> **EXCERPT**:
■ ■ ■ ■ ■ ■ ■

Welcome! Previously in our Economics class, we looked at the introductory aspect of this lesson which we titled ” Financial Institutions“. And now, we want to look at one of these financial institutions known as Commercial Banks.

Lesson Note

Subject: Economics

Topic: Financial Institutions

Subtopic: Commercial Banks

Learning Objectives: By the end of the lesson, the learners should be able to:

  1. Define the term commercial banks
  2. State the characteristics of commercial banks;
  3. State the functions of commercial banks;
  4. Mention the credit facilities provided by commercial banks;
  5. Identify the factors that could limit commercial banks from creating credit facilities.


Commercial bank is a kind of bank that specialises in rendering services such as accepting deposits and other valuables, creating business loans and other investment products for the sole aim of making profit. Commercial banks can be own by public or private sector.

Characteristics Of Commercial Banks

i. Commercial bank is a limited liability company.
ii. The motive of its establishment is profit making.
iii. They are members of the money market.
iv. Commercial banks are incorporated.
v. They accept deposits and other valuables.

Functions of Commercial Banks

1. Acceptance if deposit: Commercial banks accept deposits from the public for safe keeping. This is the oldest function of commercial banks, which helps in taking care of people’s money. Money can be kept in current, fixed and savings account.
2. Lending of money: This is perhaps the most profitable function of commercial banks. Deposits from different customers are pooled together and given out as loans and overdrafts with interest to people and firms for profitable investment.
3. Agent of payment: Commercial banks can act as an agent of payment on behalf of their customers. They encourage and permit customers to have current accounts in which they can withdraw by cheque without notice. Money can also be transferred from one account to another, e.g, credit transfer.
4. Safe keeping of valuables: One of the functions of commercial banks is to keep customers’ valuables such as jewellery, certificates, will, etc.
5. Discounting of bills: Creditors can be paid by the bank immediately by discounting bill of exchange for their customers. This enables the creditors to be paid instantly, and the debtor is allowed a period of credit.
6. Issuance of bank statement: At regular intervals, the banks will prepare and send bank statements to their customers to show their transactions with them.

■ ■ ■ ■ ■ ■ ■

> **ABOUT THIS EXERCISE**:
Rewrite the commercial banks lesson from "1. Acceptance if" to "for profitable investment.", putting "businesses" wherever "firms" appears.

> **INFORMATION**:
■ ■ ■ ■ ■ ■ ■

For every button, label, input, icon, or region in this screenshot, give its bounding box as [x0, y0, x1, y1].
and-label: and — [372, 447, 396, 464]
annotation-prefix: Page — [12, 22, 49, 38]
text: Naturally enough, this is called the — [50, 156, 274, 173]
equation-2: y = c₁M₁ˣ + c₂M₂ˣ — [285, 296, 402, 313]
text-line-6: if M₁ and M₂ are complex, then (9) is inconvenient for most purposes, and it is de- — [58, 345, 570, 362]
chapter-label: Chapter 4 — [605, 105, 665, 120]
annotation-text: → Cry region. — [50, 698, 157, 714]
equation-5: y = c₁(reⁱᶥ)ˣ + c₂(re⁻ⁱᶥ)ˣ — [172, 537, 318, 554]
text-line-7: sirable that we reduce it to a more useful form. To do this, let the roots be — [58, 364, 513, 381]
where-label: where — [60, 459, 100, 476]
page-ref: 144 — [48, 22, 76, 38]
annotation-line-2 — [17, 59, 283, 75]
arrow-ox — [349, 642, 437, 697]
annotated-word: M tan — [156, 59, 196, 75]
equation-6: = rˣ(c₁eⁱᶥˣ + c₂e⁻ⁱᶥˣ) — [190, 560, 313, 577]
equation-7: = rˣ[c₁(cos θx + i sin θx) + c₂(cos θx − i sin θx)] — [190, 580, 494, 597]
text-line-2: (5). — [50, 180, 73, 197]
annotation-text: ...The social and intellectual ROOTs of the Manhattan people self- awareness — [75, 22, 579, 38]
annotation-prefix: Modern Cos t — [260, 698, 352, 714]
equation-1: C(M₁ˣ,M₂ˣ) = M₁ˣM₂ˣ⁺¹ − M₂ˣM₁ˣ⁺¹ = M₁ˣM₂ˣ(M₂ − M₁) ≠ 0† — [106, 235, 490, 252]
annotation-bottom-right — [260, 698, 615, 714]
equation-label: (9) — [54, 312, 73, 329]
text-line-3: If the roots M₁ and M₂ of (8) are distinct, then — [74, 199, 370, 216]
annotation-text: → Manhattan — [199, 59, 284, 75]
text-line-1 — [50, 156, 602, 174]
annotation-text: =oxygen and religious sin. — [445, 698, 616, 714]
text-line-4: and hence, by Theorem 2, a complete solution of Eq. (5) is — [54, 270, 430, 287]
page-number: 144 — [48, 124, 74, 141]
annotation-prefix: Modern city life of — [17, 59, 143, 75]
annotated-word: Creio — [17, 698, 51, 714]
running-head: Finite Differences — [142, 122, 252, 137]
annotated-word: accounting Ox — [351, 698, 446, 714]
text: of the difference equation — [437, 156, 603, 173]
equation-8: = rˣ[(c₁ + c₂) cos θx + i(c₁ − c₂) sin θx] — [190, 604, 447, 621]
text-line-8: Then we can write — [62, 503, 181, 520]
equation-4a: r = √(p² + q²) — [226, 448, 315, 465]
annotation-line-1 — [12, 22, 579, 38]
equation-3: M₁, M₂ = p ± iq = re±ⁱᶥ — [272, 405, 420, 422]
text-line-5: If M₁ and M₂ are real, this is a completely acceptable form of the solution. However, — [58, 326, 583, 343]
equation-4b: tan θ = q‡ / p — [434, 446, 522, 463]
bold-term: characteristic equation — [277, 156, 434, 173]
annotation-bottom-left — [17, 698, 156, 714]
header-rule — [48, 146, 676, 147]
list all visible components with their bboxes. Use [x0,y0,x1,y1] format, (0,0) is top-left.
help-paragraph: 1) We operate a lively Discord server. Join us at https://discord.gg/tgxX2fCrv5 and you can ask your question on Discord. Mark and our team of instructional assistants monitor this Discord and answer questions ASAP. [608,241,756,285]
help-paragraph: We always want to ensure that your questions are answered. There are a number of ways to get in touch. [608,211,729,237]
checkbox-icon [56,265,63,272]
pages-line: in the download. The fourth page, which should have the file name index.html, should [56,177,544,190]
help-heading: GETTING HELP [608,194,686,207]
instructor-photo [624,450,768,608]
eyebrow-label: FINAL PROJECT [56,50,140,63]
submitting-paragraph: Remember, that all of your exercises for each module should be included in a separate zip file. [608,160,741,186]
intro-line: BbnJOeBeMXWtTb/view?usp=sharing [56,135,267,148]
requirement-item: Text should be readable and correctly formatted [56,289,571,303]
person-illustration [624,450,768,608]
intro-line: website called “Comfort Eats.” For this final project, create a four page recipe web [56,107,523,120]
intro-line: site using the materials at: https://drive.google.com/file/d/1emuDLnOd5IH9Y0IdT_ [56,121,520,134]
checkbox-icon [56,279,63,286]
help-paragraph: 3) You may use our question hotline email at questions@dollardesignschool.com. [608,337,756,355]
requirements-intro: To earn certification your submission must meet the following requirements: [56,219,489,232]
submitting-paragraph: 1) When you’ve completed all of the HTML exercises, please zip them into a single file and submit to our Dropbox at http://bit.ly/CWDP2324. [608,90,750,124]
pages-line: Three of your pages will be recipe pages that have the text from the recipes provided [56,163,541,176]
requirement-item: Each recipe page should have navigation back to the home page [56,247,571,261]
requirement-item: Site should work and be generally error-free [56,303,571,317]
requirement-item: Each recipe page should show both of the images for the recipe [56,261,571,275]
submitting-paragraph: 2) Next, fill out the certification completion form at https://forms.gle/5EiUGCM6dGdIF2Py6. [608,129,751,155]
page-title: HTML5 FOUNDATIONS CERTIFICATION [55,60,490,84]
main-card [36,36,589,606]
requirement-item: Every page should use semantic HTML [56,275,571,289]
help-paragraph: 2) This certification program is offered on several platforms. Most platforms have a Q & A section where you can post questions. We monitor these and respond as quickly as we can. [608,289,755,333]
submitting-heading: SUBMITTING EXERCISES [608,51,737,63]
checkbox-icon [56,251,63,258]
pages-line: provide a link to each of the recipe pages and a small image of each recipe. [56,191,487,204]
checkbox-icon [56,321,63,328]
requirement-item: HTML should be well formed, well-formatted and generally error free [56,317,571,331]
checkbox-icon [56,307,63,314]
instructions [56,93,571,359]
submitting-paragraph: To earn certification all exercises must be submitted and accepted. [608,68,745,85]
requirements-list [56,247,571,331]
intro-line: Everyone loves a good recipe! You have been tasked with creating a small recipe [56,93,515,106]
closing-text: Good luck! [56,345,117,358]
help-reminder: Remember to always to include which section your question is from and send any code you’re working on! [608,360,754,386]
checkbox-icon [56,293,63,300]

■ ■ ■ ■ ■ ■ ■

> **ANSWER**:
1. Acceptance if deposit: Commercial banks accept deposits from the public for safe keeping. This is the oldest function of commercial banks, which helps in taking care of people’s money. Money can be kept in current, fixed and savings account.
2. Lending of money: This is perhaps the most profitable function of commercial banks. Deposits from different customers are pooled together and given out as loans and overdrafts with interest to people and businesses for profitable investment.